Work instructions. Your task is to copy the material exactly.
>> Start
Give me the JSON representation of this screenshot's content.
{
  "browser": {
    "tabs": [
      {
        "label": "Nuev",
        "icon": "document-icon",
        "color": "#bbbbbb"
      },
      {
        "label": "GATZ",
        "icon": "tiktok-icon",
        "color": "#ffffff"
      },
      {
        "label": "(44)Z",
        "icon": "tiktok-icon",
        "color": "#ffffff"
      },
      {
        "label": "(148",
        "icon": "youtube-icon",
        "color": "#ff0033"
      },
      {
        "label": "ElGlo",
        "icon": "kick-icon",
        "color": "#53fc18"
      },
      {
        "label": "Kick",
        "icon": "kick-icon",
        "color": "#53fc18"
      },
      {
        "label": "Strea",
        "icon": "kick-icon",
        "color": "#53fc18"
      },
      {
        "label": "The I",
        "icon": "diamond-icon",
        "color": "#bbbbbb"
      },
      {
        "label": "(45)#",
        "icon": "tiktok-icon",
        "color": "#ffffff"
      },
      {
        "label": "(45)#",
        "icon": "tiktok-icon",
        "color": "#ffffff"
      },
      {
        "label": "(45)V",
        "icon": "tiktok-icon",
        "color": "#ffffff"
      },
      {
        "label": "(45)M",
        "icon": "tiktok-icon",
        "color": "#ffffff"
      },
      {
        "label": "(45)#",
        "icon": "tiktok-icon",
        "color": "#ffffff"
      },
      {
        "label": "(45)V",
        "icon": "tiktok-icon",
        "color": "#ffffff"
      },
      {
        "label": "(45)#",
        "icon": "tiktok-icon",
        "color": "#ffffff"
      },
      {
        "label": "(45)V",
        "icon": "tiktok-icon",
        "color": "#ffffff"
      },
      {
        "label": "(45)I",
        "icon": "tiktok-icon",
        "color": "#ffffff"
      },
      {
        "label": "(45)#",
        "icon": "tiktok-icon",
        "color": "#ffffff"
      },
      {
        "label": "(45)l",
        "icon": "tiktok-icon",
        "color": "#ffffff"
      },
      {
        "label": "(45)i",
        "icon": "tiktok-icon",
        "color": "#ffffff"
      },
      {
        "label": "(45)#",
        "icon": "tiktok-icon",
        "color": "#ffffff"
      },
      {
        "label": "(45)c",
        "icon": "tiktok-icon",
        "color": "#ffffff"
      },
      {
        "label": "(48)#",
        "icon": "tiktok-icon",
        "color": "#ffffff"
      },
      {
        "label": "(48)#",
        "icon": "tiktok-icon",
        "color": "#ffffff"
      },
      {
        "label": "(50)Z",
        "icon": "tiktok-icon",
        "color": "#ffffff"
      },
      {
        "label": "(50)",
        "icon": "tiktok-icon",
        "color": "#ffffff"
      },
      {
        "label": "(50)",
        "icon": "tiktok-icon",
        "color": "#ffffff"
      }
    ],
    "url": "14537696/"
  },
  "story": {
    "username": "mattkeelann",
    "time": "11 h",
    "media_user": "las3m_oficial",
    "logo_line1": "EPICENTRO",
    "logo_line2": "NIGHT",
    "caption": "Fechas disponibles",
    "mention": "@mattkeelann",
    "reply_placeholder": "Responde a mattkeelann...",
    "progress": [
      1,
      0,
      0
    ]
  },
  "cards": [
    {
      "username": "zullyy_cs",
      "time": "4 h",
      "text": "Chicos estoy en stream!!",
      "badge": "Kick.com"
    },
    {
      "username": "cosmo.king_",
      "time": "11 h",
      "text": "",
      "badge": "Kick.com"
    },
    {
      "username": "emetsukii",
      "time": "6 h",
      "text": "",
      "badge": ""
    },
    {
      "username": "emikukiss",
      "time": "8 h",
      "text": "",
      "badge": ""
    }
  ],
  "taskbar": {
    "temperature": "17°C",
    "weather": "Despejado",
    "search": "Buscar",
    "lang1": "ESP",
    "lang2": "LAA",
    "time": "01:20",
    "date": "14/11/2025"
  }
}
>> End
Correct output.
Give me the JSON representation of this screenshot's content.
{
  "browser": {
    "tabs": [
      {
        "label": "Nuev",
        "icon": "document-icon",
        "color": "#bbbbbb"
      },
      {
        "label": "GATZ",
        "icon": "tiktok-icon",
        "color": "#ffffff"
      },
      {
        "label": "(44)Z",
        "icon": "tiktok-icon",
        "color": "#ffffff"
      },
      {
        "label": "(148",
        "icon": "youtube-icon",
        "color": "#ff0033"
      },
      {
        "label": "ElGlo",
        "icon": "kick-icon",
        "color": "#53fc18"
      },
      {
        "label": "Kick",
        "icon": "kick-icon",
        "color": "#53fc18"
      },
      {
        "label": "Strea",
        "icon": "kick-icon",
        "color": "#53fc18"
      },
      {
        "label": "The I",
        "icon": "diamond-icon",
        "color": "#bbbbbb"
      },
      {
        "label": "(45)#",
        "icon": "tiktok-icon",
        "color": "#ffffff"
      },
      {
        "label": "(45)#",
        "icon": "tiktok-icon",
        "color": "#ffffff"
      },
      {
        "label": "(45)V",
        "icon": "tiktok-icon",
        "color": "#ffffff"
      },
      {
        "label": "(45)M",
        "icon": "tiktok-icon",
        "color": "#ffffff"
      },
      {
        "label": "(45)#",
        "icon": "tiktok-icon",
        "color": "#ffffff"
      },
      {
        "label": "(45)V",
        "icon": "tiktok-icon",
        "color": "#ffffff"
      },
      {
        "label": "(45)#",
        "icon": "tiktok-icon",
        "color": "#ffffff"
      },
      {
        "label": "(45)V",
        "icon": "tiktok-icon",
        "color": "#ffffff"
      },
      {
        "label": "(45)I",
        "icon": "tiktok-icon",
        "color": "#ffffff"
      },
      {
        "label": "(45)#",
        "icon": "tiktok-icon",
        "color": "#ffffff"
      },
      {
        "label": "(45)l",
        "icon": "tiktok-icon",
        "color": "#ffffff"
      },
      {
        "label": "(45)i",
        "icon": "tiktok-icon",
        "color": "#ffffff"
      },
      {
        "label": "(45)#",
        "icon": "tiktok-icon",
        "color": "#ffffff"
      },
      {
        "label": "(45)c",
        "icon": "tiktok-icon",
        "color": "#ffffff"
      },
      {
        "label": "(48)#",
        "icon": "tiktok-icon",
        "color": "#ffffff"
      },
      {
        "label": "(48)#",
        "icon": "tiktok-icon",
        "color": "#ffffff"
      },
      {
        "label": "(50)Z",
        "icon": "tiktok-icon",
        "color": "#ffffff"
      },
      {
        "label": "(50)",
        "icon": "tiktok-icon",
        "color": "#ffffff"
      },
      {
        "label": "(50)",
        "icon": "tiktok-icon",
        "color": "#ffffff"
      }
    ],
    "url": "14537696/"
  },
  "story": {
    "username": "mattkeelann",
    "time": "11 h",
    "media_user": "las3m_oficial",
    "logo_line1": "EPICENTRO",
    "logo_line2": "NIGHT",
    "caption": "Fechas disponibles",
    "mention": "@mattkeelann",
    "reply_placeholder": "Responde a mattkeelann...",
    "progress": [
      1,
      0,
      0
    ]
  },
  "cards": [
    {
      "username": "zullyy_cs",
      "time": "4 h",
      "text": "Chicos estoy en stream!!",
      "badge": "Kick.com"
    },
    {
      "username": "cosmo.king_",
      "time": "11 h",
      "text": "",
      "badge": "Kick.com"
    },
    {
      "username": "emetsukii",
      "time": "6 h",
      "text": "",
      "badge": ""
    },
    {
      "username": "emikukiss",
      "time": "8 h",
      "text": "",
      "badge": ""
    }
  ],
  "taskbar": {
    "temperature": "17°C",
    "weather": "Despejado",
    "search": "Buscar",
    "lang1": "ESP",
    "lang2": "LAA",
    "time": "01:20",
    "date": "14/11/2025"
  }
}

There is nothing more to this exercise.